→ **PASSAGE PROVIDED**:

=-=-=-=-=

SyntaxHighlighter

Tuesday, August 30, 2016

The Rush, in Retrospect

Preparing for the meeting did not go well. Live, on-site, with client and end customer, and it could have been better.

Crud.

The actual demo was a success, but getting there was not. What happened was not fun. It was not fun for the client, whose expectations were not met. Not fun for our bosses, who dealt with the brunt of the fallout and had reputations on the line. Not fun for the dev team, who worked hard to get the demo even to the state it was in, plus felt the guilt for a less-than-stellar technology rollout.

Now that the smoke has cleared, the yelling and finger-waving has stopped, and blame has been passed around, we can take a look at what happened. Two questions need to be asked:

How did we get here?
How do we keep from happening again?

Getting here was the easy part. Because everything is fine, before it is not! Looking with hindsight, there were a few things that changed silently. Dates got pushed up a few weeks. Demo changed from a tech team demo to a customer meeting. Meeting turned from a demo into a pre-launch. Feature or two changed from the plan. That little technical hurdle that takes longer than planned.

Thinking everything was on track was easy, but as changes to expectations started trickling in from different places, they were not all in sync when the meeting rolled around. And that is how we got here.

The thing is, by then it was too late. There was not time for fallback plan. Strength of will or more management oversight cannot make anything happen faster, or even just fast enough. The yelling was endured, the plan was laid out, the weekend was worked and with a final push, the launch was successful.

Hooray?

The result of a successful launch is good, but getting there smoothly is a better goal. Since this was not smooth, how can we keep it from happening again? Ultimately it falls on us. The client will always be the client, so they may miss art delivery deadlines by weeks, set meetings without our input, and always ask more (for less). Might be annoying at best and infuriating at worst, but clients will be clients!

The point of process is for situations like these, when expectations are key. There were no defined requirements or checklists of what was needed at what date, just that "it should work and be awesome." Somewhere our software process broke down, which led to bad expectations. Running with a broken process is overly misleading too, so by not assessing things early we did not address issues soon enough. At each change in dates, we needed to have been very clear about what features were going to be ready, not a mix of "everything in the contract, just less, with different dates."

The other thing that would help things run smoother is a defined contract style. In broad terms, the types of contracts we have accepted are fixed price and retainer. Quick recap of each:

Fixed Price

  • Defined set of features to deliver.
  • Defined delivery dates.
  • Set price


Retainer

  • No specific features, but team is available to work
  • Dates are defined for retaining purposes ("start of each month")
  • Price is "per time" (hours worked, or monthly)


Fixed price is good when someone knows what they want, and requires a lot more up front planning. People always want fixed price (and want it to be lower!), but often do not take the time to define features. Good for fixed deadlines (trade show demo, bottom-line price for release), and often has some contention toward the end like "that feature was expected" "it obviously should work this way".

=-=-=-=-=

→ **DATASET EXTRACT**:
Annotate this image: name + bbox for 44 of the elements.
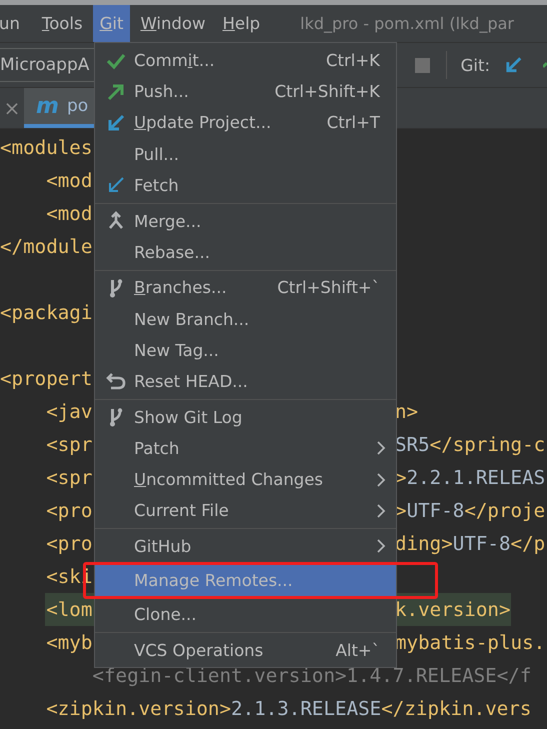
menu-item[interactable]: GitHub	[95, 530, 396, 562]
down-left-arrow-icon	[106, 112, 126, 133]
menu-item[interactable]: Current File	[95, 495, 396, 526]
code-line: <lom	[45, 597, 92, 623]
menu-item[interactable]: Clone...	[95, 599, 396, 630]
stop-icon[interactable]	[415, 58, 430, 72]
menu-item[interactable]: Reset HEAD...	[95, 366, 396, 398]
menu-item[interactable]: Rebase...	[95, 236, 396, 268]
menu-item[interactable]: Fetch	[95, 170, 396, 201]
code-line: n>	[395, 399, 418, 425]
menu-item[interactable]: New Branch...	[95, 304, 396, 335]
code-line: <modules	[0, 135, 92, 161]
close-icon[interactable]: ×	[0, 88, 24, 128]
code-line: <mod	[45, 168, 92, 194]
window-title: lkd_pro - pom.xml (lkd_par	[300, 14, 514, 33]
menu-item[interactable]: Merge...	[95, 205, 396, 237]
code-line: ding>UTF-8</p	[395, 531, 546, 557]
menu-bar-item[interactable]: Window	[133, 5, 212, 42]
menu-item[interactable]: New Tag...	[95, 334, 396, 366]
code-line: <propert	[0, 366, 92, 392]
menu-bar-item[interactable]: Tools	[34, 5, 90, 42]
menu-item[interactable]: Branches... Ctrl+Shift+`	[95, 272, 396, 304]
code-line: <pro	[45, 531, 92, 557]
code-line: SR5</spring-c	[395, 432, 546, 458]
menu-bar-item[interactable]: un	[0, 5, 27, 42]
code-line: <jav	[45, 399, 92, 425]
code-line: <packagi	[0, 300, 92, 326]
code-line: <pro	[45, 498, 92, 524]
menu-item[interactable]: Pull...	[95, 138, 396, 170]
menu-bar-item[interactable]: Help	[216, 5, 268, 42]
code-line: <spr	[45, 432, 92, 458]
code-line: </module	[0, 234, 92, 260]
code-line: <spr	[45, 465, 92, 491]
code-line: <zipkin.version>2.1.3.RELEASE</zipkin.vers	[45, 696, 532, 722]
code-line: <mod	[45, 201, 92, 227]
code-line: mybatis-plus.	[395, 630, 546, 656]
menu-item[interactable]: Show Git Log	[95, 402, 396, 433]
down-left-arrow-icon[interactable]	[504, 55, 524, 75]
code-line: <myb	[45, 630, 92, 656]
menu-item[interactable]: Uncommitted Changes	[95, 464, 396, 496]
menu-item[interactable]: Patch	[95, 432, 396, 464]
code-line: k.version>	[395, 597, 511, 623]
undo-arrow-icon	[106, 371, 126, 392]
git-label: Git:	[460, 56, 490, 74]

=-=-=-=-=

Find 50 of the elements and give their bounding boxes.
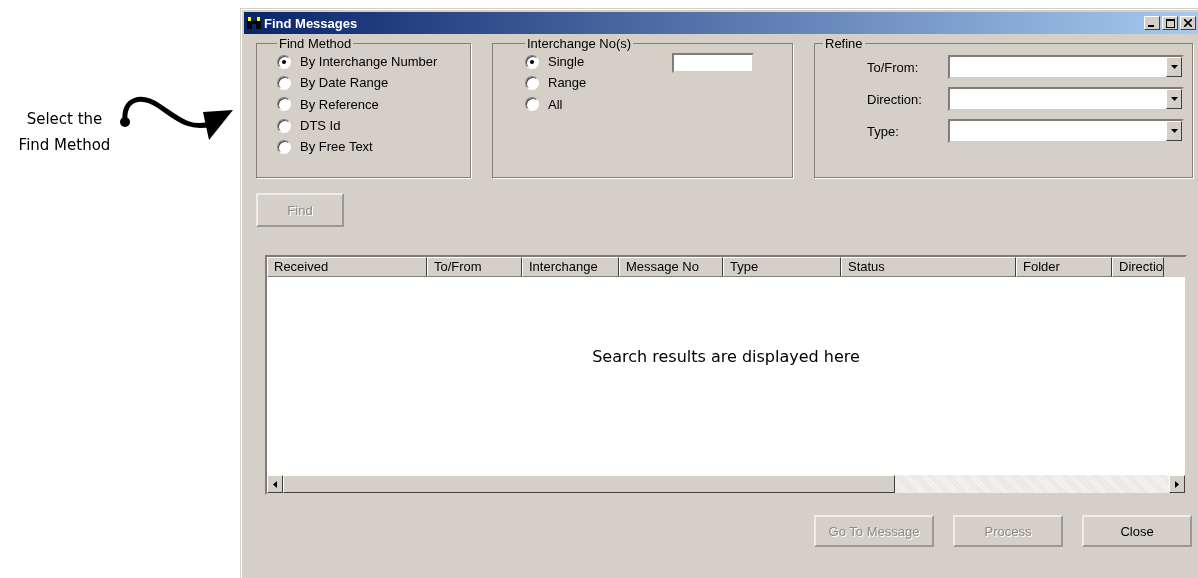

=-=-=-=-=

→ **WORK TO COMPLETE**:
Transcribe the part of the post about the rushed client demo between "Thinking everything was" and "launch was successful.", inclusive. The records have nothing to do with what is asked here.

→ **ANSWER IN FULL**:
Thinking everything was on track was easy, but as changes to expectations started trickling in from different places, they were not all in sync when the meeting rolled around. And that is how we got here.

The thing is, by then it was too late. There was not time for fallback plan. Strength of will or more management oversight cannot make anything happen faster, or even just fast enough. The yelling was endured, the plan was laid out, the weekend was worked and with a final push, the launch was successful.